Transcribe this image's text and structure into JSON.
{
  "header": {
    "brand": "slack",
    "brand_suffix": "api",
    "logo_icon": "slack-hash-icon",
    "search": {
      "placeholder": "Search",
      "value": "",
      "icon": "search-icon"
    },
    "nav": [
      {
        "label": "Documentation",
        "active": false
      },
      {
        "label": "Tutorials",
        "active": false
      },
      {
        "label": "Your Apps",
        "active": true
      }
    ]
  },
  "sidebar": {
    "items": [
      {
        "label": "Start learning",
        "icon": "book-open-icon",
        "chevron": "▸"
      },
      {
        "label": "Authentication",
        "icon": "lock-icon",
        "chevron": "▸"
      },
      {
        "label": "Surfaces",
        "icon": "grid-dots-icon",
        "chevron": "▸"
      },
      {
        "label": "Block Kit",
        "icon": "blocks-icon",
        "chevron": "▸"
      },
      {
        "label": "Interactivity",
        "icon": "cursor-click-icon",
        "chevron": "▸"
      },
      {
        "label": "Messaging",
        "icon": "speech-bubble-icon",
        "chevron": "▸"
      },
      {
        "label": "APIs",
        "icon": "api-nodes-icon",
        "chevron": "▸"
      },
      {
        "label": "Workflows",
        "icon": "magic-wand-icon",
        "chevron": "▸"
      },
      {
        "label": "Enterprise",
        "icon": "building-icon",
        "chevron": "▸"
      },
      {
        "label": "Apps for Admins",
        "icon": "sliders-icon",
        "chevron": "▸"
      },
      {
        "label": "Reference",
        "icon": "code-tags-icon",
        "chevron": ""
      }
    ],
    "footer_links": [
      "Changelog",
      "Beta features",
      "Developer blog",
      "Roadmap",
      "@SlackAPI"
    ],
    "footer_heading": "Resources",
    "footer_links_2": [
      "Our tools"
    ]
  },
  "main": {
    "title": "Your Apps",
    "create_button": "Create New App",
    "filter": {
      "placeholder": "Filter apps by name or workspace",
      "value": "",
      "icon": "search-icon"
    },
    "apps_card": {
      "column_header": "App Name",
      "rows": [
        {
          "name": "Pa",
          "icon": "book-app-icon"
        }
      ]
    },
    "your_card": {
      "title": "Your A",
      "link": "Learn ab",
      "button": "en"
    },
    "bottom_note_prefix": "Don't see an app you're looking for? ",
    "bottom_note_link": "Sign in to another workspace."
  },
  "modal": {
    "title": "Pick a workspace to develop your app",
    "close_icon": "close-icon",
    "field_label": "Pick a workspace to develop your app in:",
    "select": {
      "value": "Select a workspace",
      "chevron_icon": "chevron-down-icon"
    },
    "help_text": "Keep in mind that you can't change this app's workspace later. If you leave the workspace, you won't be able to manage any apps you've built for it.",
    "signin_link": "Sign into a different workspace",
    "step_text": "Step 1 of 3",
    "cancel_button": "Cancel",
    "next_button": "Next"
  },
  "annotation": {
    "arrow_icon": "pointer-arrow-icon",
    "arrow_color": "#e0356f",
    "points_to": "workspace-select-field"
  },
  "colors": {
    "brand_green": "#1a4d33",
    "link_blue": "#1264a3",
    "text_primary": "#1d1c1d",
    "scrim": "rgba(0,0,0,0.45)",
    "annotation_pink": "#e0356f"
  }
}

= = = = = = =

Directive: Write out every line from the records above, word for word.

Exercise answer:
Transcribe this image's text and structure into JSON.
{
  "header": {
    "brand": "slack",
    "brand_suffix": "api",
    "logo_icon": "slack-hash-icon",
    "search": {
      "placeholder": "Search",
      "value": "",
      "icon": "search-icon"
    },
    "nav": [
      {
        "label": "Documentation",
        "active": false
      },
      {
        "label": "Tutorials",
        "active": false
      },
      {
        "label": "Your Apps",
        "active": true
      }
    ]
  },
  "sidebar": {
    "items": [
      {
        "label": "Start learning",
        "icon": "book-open-icon",
        "chevron": "▸"
      },
      {
        "label": "Authentication",
        "icon": "lock-icon",
        "chevron": "▸"
      },
      {
        "label": "Surfaces",
        "icon": "grid-dots-icon",
        "chevron": "▸"
      },
      {
        "label": "Block Kit",
        "icon": "blocks-icon",
        "chevron": "▸"
      },
      {
        "label": "Interactivity",
        "icon": "cursor-click-icon",
        "chevron": "▸"
      },
      {
        "label": "Messaging",
        "icon": "speech-bubble-icon",
        "chevron": "▸"
      },
      {
        "label": "APIs",
        "icon": "api-nodes-icon",
        "chevron": "▸"
      },
      {
        "label": "Workflows",
        "icon": "magic-wand-icon",
        "chevron": "▸"
      },
      {
        "label": "Enterprise",
        "icon": "building-icon",
        "chevron": "▸"
      },
      {
        "label": "Apps for Admins",
        "icon": "sliders-icon",
        "chevron": "▸"
      },
      {
        "label": "Reference",
        "icon": "code-tags-icon",
        "chevron": ""
      }
    ],
    "footer_links": [
      "Changelog",
      "Beta features",
      "Developer blog",
      "Roadmap",
      "@SlackAPI"
    ],
    "footer_heading": "Resources",
    "footer_links_2": [
      "Our tools"
    ]
  },
  "main": {
    "title": "Your Apps",
    "create_button": "Create New App",
    "filter": {
      "placeholder": "Filter apps by name or workspace",
      "value": "",
      "icon": "search-icon"
    },
    "apps_card": {
      "column_header": "App Name",
      "rows": [
        {
          "name": "Pa",
          "icon": "book-app-icon"
        }
      ]
    },
    "your_card": {
      "title": "Your A",
      "link": "Learn ab",
      "button": "en"
    },
    "bottom_note_prefix": "Don't see an app you're looking for? ",
    "bottom_note_link": "Sign in to another workspace."
  },
  "modal": {
    "title": "Pick a workspace to develop your app",
    "close_icon": "close-icon",
    "field_label": "Pick a workspace to develop your app in:",
    "select": {
      "value": "Select a workspace",
      "chevron_icon": "chevron-down-icon"
    },
    "help_text": "Keep in mind that you can't change this app's workspace later. If you leave the workspace, you won't be able to manage any apps you've built for it.",
    "signin_link": "Sign into a different workspace",
    "step_text": "Step 1 of 3",
    "cancel_button": "Cancel",
    "next_button": "Next"
  },
  "annotation": {
    "arrow_icon": "pointer-arrow-icon",
    "arrow_color": "#e0356f",
    "points_to": "workspace-select-field"
  },
  "colors": {
    "brand_green": "#1a4d33",
    "link_blue": "#1264a3",
    "text_primary": "#1d1c1d",
    "scrim": "rgba(0,0,0,0.45)",
    "annotation_pink": "#e0356f"
  }
}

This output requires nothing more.